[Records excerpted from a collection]
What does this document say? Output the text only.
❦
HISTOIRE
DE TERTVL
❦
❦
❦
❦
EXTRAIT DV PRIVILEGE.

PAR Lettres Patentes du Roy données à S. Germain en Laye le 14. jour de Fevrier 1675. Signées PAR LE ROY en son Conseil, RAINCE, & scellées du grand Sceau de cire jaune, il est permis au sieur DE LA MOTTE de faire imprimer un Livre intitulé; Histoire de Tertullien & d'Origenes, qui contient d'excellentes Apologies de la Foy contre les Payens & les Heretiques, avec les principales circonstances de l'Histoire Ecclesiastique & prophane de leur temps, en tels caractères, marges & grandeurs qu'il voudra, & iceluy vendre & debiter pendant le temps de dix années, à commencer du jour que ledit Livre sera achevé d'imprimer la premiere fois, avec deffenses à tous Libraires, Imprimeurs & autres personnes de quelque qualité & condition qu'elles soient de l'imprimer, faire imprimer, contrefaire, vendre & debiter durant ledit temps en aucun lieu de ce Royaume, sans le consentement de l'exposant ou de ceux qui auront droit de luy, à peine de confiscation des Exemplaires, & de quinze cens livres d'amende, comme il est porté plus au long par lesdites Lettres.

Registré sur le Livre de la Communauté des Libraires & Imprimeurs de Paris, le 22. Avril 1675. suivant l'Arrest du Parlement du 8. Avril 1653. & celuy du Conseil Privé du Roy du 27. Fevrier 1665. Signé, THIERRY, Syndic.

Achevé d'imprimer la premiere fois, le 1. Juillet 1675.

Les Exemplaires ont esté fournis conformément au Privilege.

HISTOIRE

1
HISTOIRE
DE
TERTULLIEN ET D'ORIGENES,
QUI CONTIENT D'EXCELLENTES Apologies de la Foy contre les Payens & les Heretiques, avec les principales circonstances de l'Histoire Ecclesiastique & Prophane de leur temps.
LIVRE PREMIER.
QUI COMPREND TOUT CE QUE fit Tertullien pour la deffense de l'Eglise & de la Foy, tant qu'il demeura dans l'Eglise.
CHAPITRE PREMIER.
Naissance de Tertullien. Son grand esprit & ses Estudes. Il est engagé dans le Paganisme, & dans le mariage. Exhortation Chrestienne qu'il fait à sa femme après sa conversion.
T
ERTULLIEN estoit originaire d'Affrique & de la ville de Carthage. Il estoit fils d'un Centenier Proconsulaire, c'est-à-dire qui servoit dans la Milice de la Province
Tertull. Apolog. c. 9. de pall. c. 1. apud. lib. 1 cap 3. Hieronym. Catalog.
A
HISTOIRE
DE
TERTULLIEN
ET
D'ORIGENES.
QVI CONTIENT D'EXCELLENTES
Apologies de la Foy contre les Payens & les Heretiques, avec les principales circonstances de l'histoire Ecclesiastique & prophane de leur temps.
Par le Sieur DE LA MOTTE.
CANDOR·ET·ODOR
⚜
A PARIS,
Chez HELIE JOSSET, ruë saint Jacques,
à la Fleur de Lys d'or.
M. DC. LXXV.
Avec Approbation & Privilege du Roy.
--
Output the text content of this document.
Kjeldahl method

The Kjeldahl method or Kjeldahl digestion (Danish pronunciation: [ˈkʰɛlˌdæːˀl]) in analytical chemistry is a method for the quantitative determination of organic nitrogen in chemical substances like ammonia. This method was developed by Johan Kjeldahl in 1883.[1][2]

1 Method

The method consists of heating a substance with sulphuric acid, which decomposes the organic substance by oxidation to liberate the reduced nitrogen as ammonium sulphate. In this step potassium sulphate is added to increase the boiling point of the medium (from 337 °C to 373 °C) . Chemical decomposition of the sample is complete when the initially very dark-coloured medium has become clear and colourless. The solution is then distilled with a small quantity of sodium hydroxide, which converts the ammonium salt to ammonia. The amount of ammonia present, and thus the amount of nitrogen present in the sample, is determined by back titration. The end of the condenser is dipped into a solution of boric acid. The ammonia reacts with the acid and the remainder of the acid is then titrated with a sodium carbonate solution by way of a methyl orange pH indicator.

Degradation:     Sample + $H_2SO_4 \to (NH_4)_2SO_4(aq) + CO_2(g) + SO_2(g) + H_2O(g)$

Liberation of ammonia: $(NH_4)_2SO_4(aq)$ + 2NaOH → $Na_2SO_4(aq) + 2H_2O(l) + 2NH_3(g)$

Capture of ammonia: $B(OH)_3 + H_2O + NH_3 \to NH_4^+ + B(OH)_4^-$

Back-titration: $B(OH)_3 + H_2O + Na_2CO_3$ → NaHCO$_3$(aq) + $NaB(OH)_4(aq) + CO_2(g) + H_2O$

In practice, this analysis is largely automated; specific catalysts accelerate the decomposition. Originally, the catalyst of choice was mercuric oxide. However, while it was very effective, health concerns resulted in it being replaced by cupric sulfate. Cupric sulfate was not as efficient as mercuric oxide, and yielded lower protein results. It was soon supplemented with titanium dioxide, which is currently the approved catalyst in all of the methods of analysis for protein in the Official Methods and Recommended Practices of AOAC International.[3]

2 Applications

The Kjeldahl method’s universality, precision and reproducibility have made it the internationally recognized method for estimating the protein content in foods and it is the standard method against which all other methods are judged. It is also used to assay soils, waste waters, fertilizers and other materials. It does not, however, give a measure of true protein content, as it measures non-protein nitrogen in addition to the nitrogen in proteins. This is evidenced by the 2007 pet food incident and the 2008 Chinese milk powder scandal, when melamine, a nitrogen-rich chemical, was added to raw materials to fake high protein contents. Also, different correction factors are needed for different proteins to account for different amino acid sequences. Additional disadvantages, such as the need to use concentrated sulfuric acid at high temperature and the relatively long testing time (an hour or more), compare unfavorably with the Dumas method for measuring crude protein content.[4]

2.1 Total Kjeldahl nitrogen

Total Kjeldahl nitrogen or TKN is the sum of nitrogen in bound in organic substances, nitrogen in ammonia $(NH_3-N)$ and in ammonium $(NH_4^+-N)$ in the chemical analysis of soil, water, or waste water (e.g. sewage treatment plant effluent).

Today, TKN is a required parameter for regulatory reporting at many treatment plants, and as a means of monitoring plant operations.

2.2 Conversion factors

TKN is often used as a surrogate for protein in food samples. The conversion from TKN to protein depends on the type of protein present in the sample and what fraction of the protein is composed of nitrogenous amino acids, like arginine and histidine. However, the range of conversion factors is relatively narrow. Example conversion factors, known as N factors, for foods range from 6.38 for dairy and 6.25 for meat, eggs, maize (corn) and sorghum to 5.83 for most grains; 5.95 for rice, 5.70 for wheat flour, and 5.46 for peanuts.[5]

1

◆ **Problem details**
From the data, work out how many lines include the word "Total"; the reply is that number and nothing else.

◆ **Exercise output**
2